● **Required action**: Filter the records for lines holding the string "window".

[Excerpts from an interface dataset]
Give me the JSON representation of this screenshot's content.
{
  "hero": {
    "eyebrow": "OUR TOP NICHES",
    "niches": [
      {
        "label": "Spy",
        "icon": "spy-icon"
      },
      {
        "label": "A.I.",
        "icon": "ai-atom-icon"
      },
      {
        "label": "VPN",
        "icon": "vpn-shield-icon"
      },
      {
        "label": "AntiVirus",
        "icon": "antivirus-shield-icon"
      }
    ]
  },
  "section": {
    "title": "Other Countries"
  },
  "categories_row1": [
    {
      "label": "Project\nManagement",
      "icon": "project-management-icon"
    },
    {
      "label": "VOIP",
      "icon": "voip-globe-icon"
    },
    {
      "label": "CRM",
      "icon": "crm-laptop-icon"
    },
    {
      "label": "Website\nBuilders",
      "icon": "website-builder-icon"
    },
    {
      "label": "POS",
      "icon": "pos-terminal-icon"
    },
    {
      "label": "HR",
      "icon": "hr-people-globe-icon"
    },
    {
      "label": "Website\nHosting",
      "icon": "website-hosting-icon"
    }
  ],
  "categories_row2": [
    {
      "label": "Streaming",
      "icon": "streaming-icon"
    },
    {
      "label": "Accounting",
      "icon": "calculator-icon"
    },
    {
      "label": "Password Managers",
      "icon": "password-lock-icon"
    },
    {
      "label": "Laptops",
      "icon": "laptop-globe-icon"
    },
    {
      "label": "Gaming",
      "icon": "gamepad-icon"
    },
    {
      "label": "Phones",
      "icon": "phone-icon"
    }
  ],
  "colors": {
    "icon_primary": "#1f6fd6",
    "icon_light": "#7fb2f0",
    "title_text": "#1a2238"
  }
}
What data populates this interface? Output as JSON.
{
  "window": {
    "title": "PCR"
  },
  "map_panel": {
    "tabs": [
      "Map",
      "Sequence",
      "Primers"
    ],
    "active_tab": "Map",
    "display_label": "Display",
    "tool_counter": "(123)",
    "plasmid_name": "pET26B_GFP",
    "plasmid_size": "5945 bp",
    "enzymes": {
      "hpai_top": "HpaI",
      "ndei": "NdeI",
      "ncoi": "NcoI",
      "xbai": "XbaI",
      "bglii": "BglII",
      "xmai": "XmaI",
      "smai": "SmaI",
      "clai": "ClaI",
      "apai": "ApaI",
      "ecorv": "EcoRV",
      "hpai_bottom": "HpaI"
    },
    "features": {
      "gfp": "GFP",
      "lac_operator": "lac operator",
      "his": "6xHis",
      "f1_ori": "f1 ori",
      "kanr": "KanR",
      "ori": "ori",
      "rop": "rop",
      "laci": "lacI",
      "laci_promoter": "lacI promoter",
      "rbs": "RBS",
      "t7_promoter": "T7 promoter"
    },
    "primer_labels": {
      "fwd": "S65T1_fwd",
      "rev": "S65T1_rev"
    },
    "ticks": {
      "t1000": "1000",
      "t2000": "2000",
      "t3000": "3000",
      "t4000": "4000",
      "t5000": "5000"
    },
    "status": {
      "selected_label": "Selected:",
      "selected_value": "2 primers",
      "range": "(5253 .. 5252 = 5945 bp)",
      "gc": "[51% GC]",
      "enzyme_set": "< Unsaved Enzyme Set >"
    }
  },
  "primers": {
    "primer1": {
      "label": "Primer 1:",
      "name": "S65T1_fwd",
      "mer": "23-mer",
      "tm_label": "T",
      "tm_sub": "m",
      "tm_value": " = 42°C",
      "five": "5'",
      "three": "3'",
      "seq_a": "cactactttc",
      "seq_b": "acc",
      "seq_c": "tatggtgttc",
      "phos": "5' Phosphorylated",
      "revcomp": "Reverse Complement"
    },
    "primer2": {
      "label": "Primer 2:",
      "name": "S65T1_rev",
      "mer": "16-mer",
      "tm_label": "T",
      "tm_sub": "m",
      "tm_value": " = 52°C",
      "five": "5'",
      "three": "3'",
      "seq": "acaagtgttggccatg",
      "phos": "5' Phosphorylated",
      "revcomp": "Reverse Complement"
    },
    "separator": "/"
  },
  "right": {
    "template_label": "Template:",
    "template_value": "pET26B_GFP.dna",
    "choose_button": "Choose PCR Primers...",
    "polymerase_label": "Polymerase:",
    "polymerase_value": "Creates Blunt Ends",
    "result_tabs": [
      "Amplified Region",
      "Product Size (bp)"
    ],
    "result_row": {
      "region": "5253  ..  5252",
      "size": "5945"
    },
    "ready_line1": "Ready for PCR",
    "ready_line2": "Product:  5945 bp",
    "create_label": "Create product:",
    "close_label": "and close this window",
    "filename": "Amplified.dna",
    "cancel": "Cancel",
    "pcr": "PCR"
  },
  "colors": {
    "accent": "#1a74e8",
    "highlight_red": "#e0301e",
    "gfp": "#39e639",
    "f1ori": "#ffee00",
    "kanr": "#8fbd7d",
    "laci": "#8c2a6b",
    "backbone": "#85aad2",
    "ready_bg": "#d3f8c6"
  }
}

● **Response below**:
  "window": {
    "close_label": "and close this window",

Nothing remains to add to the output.